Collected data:
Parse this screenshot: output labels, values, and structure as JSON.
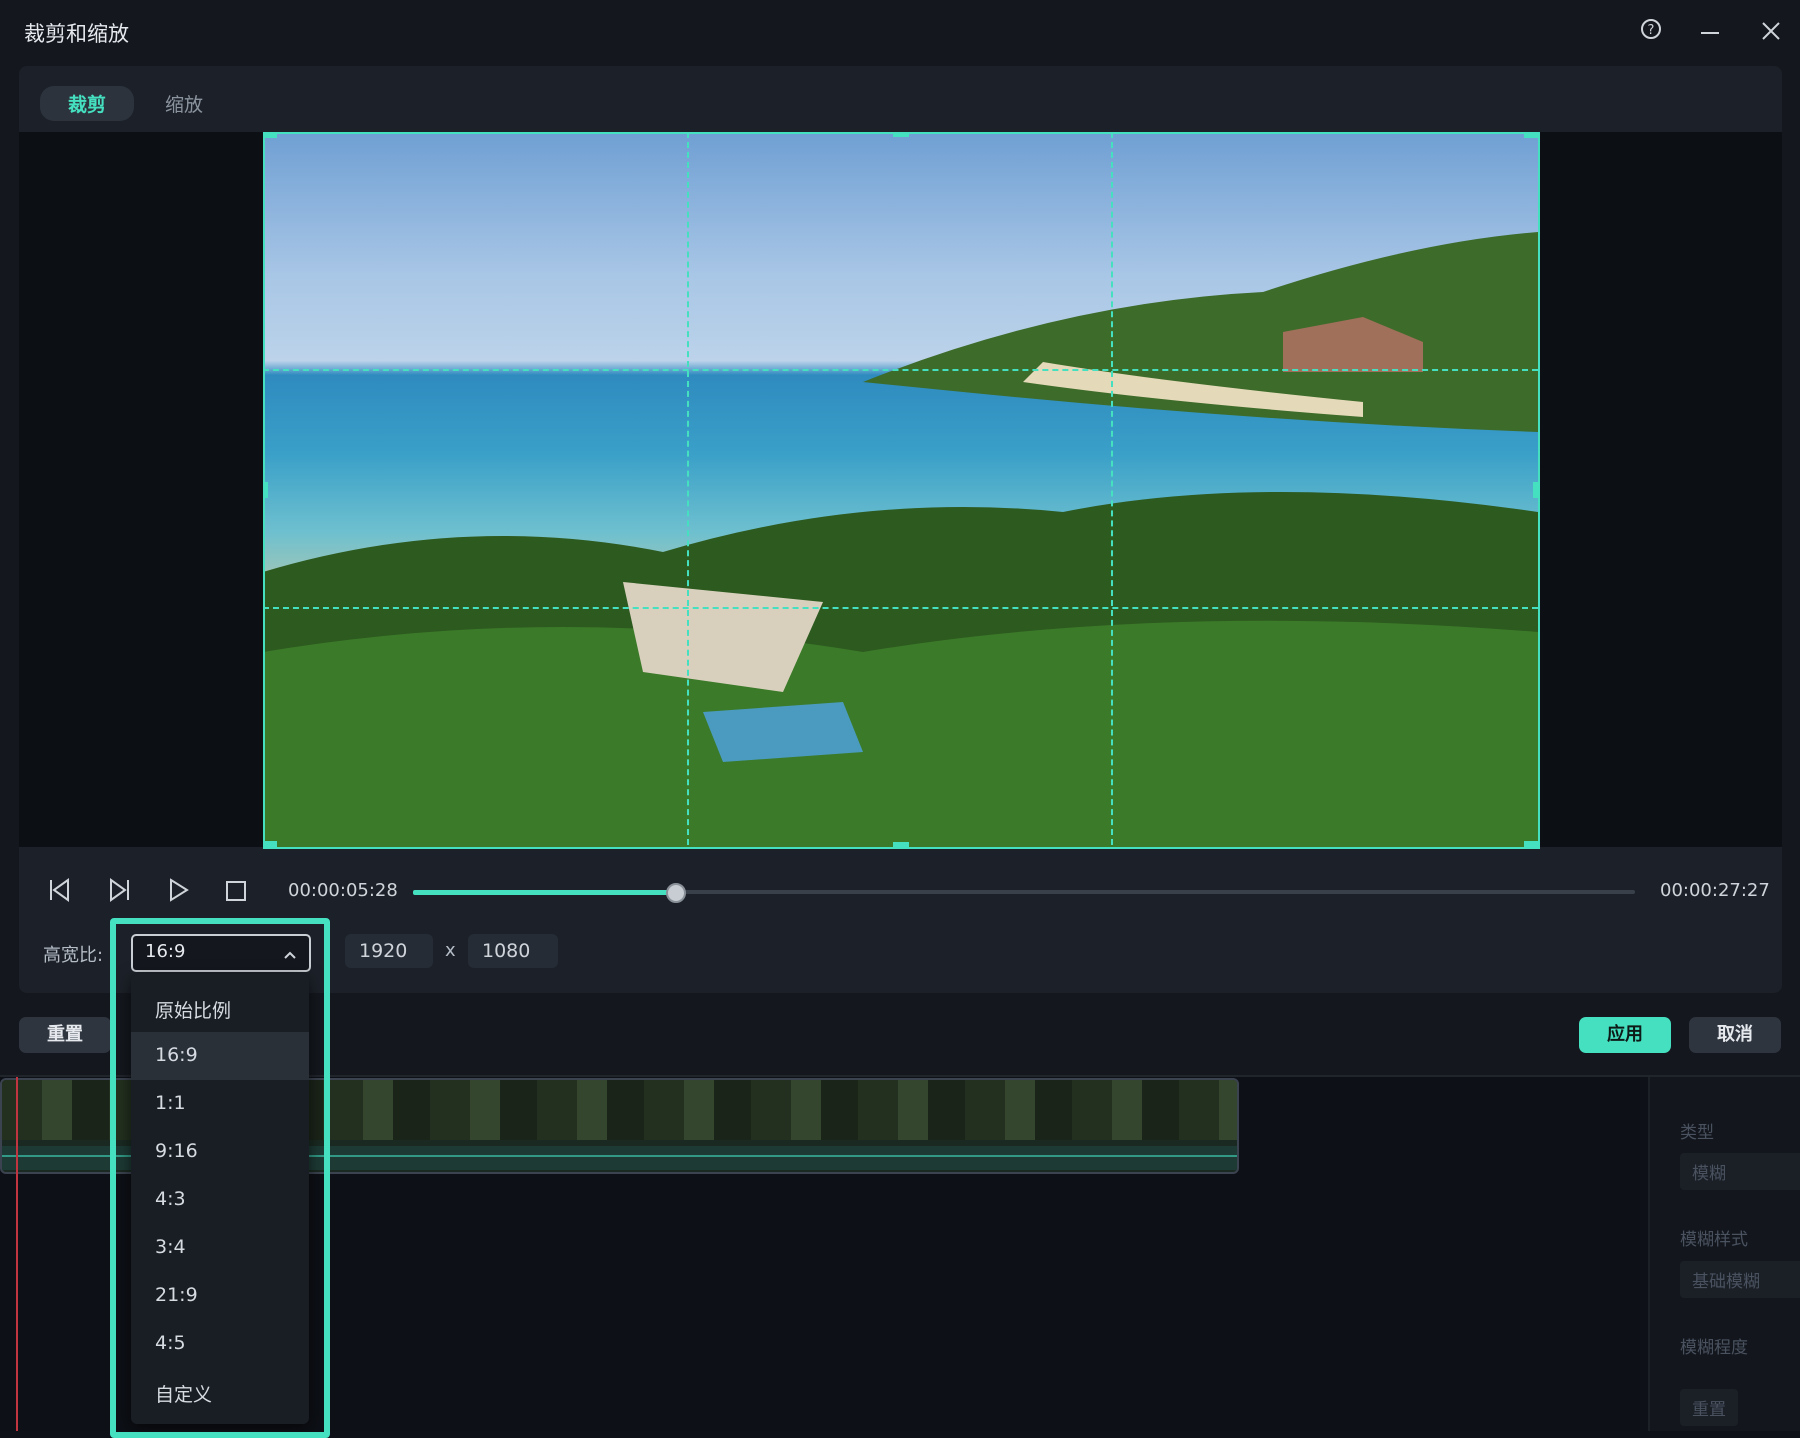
{
  "dialog": {
    "title": "裁剪和缩放",
    "help_icon": "help-circle-icon",
    "minimize_icon": "minimize-icon",
    "close_icon": "close-icon"
  },
  "tabs": [
    {
      "label": "裁剪",
      "active": true
    },
    {
      "label": "缩放",
      "active": false
    }
  ],
  "player": {
    "current_time": "00:00:05:28",
    "total_time": "00:00:27:27",
    "progress": 0.216,
    "icons": [
      "prev-frame-icon",
      "next-frame-icon",
      "play-icon",
      "stop-icon"
    ]
  },
  "aspect": {
    "label": "高宽比:",
    "selected": "16:9",
    "width": "1920",
    "times": "x",
    "height": "1080",
    "options": [
      "原始比例",
      "16:9",
      "1:1",
      "9:16",
      "4:3",
      "3:4",
      "21:9",
      "4:5",
      "自定义"
    ]
  },
  "buttons": {
    "reset": "重置",
    "apply": "应用",
    "cancel": "取消"
  },
  "background_panel": {
    "type_label": "类型",
    "type_value": "模糊",
    "blur_style_label": "模糊样式",
    "blur_style_value": "基础模糊",
    "blur_level_label": "模糊程度",
    "reset": "重置"
  },
  "colors": {
    "accent": "#45e0c0",
    "background": "#14181e"
  }
}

**GIVEN TASK**.
Every line of the data above should be quoted exactly. Omit the pictures.

**WRITTEN ANSWER**.
Parse this screenshot: output labels, values, and structure as JSON.
{
  "dialog": {
    "title": "裁剪和缩放",
    "help_icon": "help-circle-icon",
    "minimize_icon": "minimize-icon",
    "close_icon": "close-icon"
  },
  "tabs": [
    {
      "label": "裁剪",
      "active": true
    },
    {
      "label": "缩放",
      "active": false
    }
  ],
  "player": {
    "current_time": "00:00:05:28",
    "total_time": "00:00:27:27",
    "progress": 0.216,
    "icons": [
      "prev-frame-icon",
      "next-frame-icon",
      "play-icon",
      "stop-icon"
    ]
  },
  "aspect": {
    "label": "高宽比:",
    "selected": "16:9",
    "width": "1920",
    "times": "x",
    "height": "1080",
    "options": [
      "原始比例",
      "16:9",
      "1:1",
      "9:16",
      "4:3",
      "3:4",
      "21:9",
      "4:5",
      "自定义"
    ]
  },
  "buttons": {
    "reset": "重置",
    "apply": "应用",
    "cancel": "取消"
  },
  "background_panel": {
    "type_label": "类型",
    "type_value": "模糊",
    "blur_style_label": "模糊样式",
    "blur_style_value": "基础模糊",
    "blur_level_label": "模糊程度",
    "reset": "重置"
  },
  "colors": {
    "accent": "#45e0c0",
    "background": "#14181e"
  }
}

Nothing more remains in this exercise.